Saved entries
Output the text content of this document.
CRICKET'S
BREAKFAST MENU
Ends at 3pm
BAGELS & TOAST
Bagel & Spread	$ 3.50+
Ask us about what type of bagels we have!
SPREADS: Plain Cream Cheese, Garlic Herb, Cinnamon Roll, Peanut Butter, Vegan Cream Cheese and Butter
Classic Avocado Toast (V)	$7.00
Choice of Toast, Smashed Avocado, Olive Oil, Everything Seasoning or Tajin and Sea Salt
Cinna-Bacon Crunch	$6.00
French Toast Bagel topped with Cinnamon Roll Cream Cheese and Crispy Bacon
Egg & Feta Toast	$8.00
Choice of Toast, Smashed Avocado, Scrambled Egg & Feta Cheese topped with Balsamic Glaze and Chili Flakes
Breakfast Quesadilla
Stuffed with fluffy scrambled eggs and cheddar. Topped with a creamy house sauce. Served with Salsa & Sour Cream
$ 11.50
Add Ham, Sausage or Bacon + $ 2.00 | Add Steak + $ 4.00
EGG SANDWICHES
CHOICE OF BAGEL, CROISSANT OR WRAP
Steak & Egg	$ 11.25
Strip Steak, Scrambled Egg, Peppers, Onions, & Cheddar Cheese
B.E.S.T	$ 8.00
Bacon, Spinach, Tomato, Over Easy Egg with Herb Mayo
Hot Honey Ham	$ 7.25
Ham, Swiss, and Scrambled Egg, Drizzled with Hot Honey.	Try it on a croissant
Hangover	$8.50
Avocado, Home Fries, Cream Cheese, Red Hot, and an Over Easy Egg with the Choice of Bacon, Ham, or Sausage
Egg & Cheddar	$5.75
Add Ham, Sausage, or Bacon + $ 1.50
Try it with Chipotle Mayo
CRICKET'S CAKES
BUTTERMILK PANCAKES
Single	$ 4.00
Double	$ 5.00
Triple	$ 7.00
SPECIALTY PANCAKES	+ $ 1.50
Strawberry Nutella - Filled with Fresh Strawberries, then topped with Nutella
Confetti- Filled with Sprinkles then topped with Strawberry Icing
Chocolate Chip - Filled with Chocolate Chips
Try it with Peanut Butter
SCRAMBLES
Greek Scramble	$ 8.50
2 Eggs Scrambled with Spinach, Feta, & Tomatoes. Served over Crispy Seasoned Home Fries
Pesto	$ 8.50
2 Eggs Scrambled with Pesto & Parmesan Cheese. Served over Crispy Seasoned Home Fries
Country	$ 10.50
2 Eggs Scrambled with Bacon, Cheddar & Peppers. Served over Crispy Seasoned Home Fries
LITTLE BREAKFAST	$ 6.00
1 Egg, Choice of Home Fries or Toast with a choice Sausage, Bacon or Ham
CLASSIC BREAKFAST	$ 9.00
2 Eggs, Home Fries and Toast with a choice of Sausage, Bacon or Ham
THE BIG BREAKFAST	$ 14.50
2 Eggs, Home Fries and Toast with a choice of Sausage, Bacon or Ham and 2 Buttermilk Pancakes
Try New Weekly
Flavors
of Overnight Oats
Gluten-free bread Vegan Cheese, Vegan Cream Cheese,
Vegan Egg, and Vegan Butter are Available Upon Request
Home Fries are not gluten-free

--- EXERCISE TASK ---
From the first line to the last, retype the data exactly.

--- OUTPUT OF THE EXERCISE ---
Output the text content of this document.
CRICKET'S
BREAKFAST MENU
Ends at 3pm
BAGELS & TOAST
Bagel & Spread	$ 3.50+
Ask us about what type of bagels we have!
SPREADS: Plain Cream Cheese, Garlic Herb, Cinnamon Roll, Peanut Butter, Vegan Cream Cheese and Butter
Classic Avocado Toast (V)	$7.00
Choice of Toast, Smashed Avocado, Olive Oil, Everything Seasoning or Tajin and Sea Salt
Cinna-Bacon Crunch	$6.00
French Toast Bagel topped with Cinnamon Roll Cream Cheese and Crispy Bacon
Egg & Feta Toast	$8.00
Choice of Toast, Smashed Avocado, Scrambled Egg & Feta Cheese topped with Balsamic Glaze and Chili Flakes
Breakfast Quesadilla
Stuffed with fluffy scrambled eggs and cheddar. Topped with a creamy house sauce. Served with Salsa & Sour Cream
$ 11.50
Add Ham, Sausage or Bacon + $ 2.00 | Add Steak + $ 4.00
EGG SANDWICHES
CHOICE OF BAGEL, CROISSANT OR WRAP
Steak & Egg	$ 11.25
Strip Steak, Scrambled Egg, Peppers, Onions, & Cheddar Cheese
B.E.S.T	$ 8.00
Bacon, Spinach, Tomato, Over Easy Egg with Herb Mayo
Hot Honey Ham	$ 7.25
Ham, Swiss, and Scrambled Egg, Drizzled with Hot Honey.	Try it on a croissant
Hangover	$8.50
Avocado, Home Fries, Cream Cheese, Red Hot, and an Over Easy Egg with the Choice of Bacon, Ham, or Sausage
Egg & Cheddar	$5.75
Add Ham, Sausage, or Bacon + $ 1.50
Try it with Chipotle Mayo
CRICKET'S CAKES
BUTTERMILK PANCAKES
Single	$ 4.00
Double	$ 5.00
Triple	$ 7.00
SPECIALTY PANCAKES	+ $ 1.50
Strawberry Nutella - Filled with Fresh Strawberries, then topped with Nutella
Confetti- Filled with Sprinkles then topped with Strawberry Icing
Chocolate Chip - Filled with Chocolate Chips
Try it with Peanut Butter
SCRAMBLES
Greek Scramble	$ 8.50
2 Eggs Scrambled with Spinach, Feta, & Tomatoes. Served over Crispy Seasoned Home Fries
Pesto	$ 8.50
2 Eggs Scrambled with Pesto & Parmesan Cheese. Served over Crispy Seasoned Home Fries
Country	$ 10.50
2 Eggs Scrambled with Bacon, Cheddar & Peppers. Served over Crispy Seasoned Home Fries
LITTLE BREAKFAST	$ 6.00
1 Egg, Choice of Home Fries or Toast with a choice Sausage, Bacon or Ham
CLASSIC BREAKFAST	$ 9.00
2 Eggs, Home Fries and Toast with a choice of Sausage, Bacon or Ham
THE BIG BREAKFAST	$ 14.50
2 Eggs, Home Fries and Toast with a choice of Sausage, Bacon or Ham and 2 Buttermilk Pancakes
Try New Weekly
Flavors
of Overnight Oats
Gluten-free bread Vegan Cheese, Vegan Cream Cheese,
Vegan Egg, and Vegan Butter are Available Upon Request
Home Fries are not gluten-free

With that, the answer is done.